Type out the material below exactly.

━━━━━━━━━━━━━━━━

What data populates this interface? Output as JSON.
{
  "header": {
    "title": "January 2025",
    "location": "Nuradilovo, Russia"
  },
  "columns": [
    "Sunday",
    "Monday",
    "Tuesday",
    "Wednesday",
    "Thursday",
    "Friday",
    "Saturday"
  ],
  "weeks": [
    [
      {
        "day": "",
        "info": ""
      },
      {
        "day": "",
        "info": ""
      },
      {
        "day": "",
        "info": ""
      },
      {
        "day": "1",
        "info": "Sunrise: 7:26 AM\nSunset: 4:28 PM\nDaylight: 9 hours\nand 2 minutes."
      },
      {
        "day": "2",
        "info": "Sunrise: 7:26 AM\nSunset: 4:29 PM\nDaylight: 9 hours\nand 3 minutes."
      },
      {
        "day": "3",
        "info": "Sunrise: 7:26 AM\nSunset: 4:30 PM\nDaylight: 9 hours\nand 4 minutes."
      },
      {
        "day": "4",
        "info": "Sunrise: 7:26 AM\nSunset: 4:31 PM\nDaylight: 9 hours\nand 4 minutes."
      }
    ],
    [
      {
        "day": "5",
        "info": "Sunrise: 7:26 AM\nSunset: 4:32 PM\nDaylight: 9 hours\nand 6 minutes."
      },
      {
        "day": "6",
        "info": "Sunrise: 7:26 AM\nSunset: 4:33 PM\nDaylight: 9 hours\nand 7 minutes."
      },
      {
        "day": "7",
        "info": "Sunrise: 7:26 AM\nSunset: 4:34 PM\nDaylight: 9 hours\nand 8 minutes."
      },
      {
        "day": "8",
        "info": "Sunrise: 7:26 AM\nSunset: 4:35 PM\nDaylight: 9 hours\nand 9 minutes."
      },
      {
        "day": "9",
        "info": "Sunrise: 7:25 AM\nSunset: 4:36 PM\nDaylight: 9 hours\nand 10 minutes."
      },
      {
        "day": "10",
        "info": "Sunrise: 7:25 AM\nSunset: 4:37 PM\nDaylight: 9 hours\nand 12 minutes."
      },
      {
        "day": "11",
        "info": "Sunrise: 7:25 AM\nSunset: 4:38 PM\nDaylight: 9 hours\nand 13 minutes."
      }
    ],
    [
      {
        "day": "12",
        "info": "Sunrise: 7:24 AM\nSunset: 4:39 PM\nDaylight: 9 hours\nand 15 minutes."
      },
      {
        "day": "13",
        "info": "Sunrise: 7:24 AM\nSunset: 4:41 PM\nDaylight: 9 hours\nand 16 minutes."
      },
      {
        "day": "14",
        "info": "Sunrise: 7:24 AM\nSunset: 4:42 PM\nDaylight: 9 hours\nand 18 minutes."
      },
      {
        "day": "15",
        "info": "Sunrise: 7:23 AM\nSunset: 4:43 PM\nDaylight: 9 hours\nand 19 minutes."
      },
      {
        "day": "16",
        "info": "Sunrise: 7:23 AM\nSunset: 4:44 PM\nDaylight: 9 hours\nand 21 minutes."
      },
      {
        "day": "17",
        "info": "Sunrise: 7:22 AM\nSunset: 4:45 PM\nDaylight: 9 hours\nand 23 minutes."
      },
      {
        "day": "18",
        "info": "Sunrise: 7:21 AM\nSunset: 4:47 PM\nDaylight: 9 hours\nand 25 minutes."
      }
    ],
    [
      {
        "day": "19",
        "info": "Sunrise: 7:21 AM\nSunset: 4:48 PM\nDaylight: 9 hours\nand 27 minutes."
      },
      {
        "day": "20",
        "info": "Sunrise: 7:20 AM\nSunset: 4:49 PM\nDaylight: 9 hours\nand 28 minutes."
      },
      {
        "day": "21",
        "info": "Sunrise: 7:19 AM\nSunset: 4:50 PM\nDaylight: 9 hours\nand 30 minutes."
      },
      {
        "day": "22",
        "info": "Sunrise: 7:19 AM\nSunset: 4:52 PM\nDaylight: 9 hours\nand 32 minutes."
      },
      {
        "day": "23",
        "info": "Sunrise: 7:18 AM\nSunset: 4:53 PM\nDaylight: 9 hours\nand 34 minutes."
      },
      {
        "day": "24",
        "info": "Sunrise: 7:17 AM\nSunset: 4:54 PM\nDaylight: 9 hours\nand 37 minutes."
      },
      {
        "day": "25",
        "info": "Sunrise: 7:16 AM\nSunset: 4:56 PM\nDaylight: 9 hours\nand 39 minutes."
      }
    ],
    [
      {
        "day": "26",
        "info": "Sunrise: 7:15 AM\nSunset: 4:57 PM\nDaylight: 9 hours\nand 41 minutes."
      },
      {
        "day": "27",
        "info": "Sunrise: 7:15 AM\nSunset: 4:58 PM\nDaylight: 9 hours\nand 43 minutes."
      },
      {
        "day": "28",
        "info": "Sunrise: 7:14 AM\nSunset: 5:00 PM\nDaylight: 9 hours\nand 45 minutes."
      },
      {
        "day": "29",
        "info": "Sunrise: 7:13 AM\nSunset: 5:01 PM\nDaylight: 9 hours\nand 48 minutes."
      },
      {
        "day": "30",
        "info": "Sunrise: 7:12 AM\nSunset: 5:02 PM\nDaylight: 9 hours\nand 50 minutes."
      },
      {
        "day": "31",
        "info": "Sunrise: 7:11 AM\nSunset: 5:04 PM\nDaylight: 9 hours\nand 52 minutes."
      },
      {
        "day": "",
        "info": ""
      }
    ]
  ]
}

━━━━━━━━━━━━━━━━

### Reply
What data populates this interface? Output as JSON.
{
  "header": {
    "title": "January 2025",
    "location": "Nuradilovo, Russia"
  },
  "columns": [
    "Sunday",
    "Monday",
    "Tuesday",
    "Wednesday",
    "Thursday",
    "Friday",
    "Saturday"
  ],
  "weeks": [
    [
      {
        "day": "",
        "info": ""
      },
      {
        "day": "",
        "info": ""
      },
      {
        "day": "",
        "info": ""
      },
      {
        "day": "1",
        "info": "Sunrise: 7:26 AM\nSunset: 4:28 PM\nDaylight: 9 hours\nand 2 minutes."
      },
      {
        "day": "2",
        "info": "Sunrise: 7:26 AM\nSunset: 4:29 PM\nDaylight: 9 hours\nand 3 minutes."
      },
      {
        "day": "3",
        "info": "Sunrise: 7:26 AM\nSunset: 4:30 PM\nDaylight: 9 hours\nand 4 minutes."
      },
      {
        "day": "4",
        "info": "Sunrise: 7:26 AM\nSunset: 4:31 PM\nDaylight: 9 hours\nand 4 minutes."
      }
    ],
    [
      {
        "day": "5",
        "info": "Sunrise: 7:26 AM\nSunset: 4:32 PM\nDaylight: 9 hours\nand 6 minutes."
      },
      {
        "day": "6",
        "info": "Sunrise: 7:26 AM\nSunset: 4:33 PM\nDaylight: 9 hours\nand 7 minutes."
      },
      {
        "day": "7",
        "info": "Sunrise: 7:26 AM\nSunset: 4:34 PM\nDaylight: 9 hours\nand 8 minutes."
      },
      {
        "day": "8",
        "info": "Sunrise: 7:26 AM\nSunset: 4:35 PM\nDaylight: 9 hours\nand 9 minutes."
      },
      {
        "day": "9",
        "info": "Sunrise: 7:25 AM\nSunset: 4:36 PM\nDaylight: 9 hours\nand 10 minutes."
      },
      {
        "day": "10",
        "info": "Sunrise: 7:25 AM\nSunset: 4:37 PM\nDaylight: 9 hours\nand 12 minutes."
      },
      {
        "day": "11",
        "info": "Sunrise: 7:25 AM\nSunset: 4:38 PM\nDaylight: 9 hours\nand 13 minutes."
      }
    ],
    [
      {
        "day": "12",
        "info": "Sunrise: 7:24 AM\nSunset: 4:39 PM\nDaylight: 9 hours\nand 15 minutes."
      },
      {
        "day": "13",
        "info": "Sunrise: 7:24 AM\nSunset: 4:41 PM\nDaylight: 9 hours\nand 16 minutes."
      },
      {
        "day": "14",
        "info": "Sunrise: 7:24 AM\nSunset: 4:42 PM\nDaylight: 9 hours\nand 18 minutes."
      },
      {
        "day": "15",
        "info": "Sunrise: 7:23 AM\nSunset: 4:43 PM\nDaylight: 9 hours\nand 19 minutes."
      },
      {
        "day": "16",
        "info": "Sunrise: 7:23 AM\nSunset: 4:44 PM\nDaylight: 9 hours\nand 21 minutes."
      },
      {
        "day": "17",
        "info": "Sunrise: 7:22 AM\nSunset: 4:45 PM\nDaylight: 9 hours\nand 23 minutes."
      },
      {
        "day": "18",
        "info": "Sunrise: 7:21 AM\nSunset: 4:47 PM\nDaylight: 9 hours\nand 25 minutes."
      }
    ],
    [
      {
        "day": "19",
        "info": "Sunrise: 7:21 AM\nSunset: 4:48 PM\nDaylight: 9 hours\nand 27 minutes."
      },
      {
        "day": "20",
        "info": "Sunrise: 7:20 AM\nSunset: 4:49 PM\nDaylight: 9 hours\nand 28 minutes."
      },
      {
        "day": "21",
        "info": "Sunrise: 7:19 AM\nSunset: 4:50 PM\nDaylight: 9 hours\nand 30 minutes."
      },
      {
        "day": "22",
        "info": "Sunrise: 7:19 AM\nSunset: 4:52 PM\nDaylight: 9 hours\nand 32 minutes."
      },
      {
        "day": "23",
        "info": "Sunrise: 7:18 AM\nSunset: 4:53 PM\nDaylight: 9 hours\nand 34 minutes."
      },
      {
        "day": "24",
        "info": "Sunrise: 7:17 AM\nSunset: 4:54 PM\nDaylight: 9 hours\nand 37 minutes."
      },
      {
        "day": "25",
        "info": "Sunrise: 7:16 AM\nSunset: 4:56 PM\nDaylight: 9 hours\nand 39 minutes."
      }
    ],
    [
      {
        "day": "26",
        "info": "Sunrise: 7:15 AM\nSunset: 4:57 PM\nDaylight: 9 hours\nand 41 minutes."
      },
      {
        "day": "27",
        "info": "Sunrise: 7:15 AM\nSunset: 4:58 PM\nDaylight: 9 hours\nand 43 minutes."
      },
      {
        "day": "28",
        "info": "Sunrise: 7:14 AM\nSunset: 5:00 PM\nDaylight: 9 hours\nand 45 minutes."
      },
      {
        "day": "29",
        "info": "Sunrise: 7:13 AM\nSunset: 5:01 PM\nDaylight: 9 hours\nand 48 minutes."
      },
      {
        "day": "30",
        "info": "Sunrise: 7:12 AM\nSunset: 5:02 PM\nDaylight: 9 hours\nand 50 minutes."
      },
      {
        "day": "31",
        "info": "Sunrise: 7:11 AM\nSunset: 5:04 PM\nDaylight: 9 hours\nand 52 minutes."
      },
      {
        "day": "",
        "info": ""
      }
    ]
  ]
}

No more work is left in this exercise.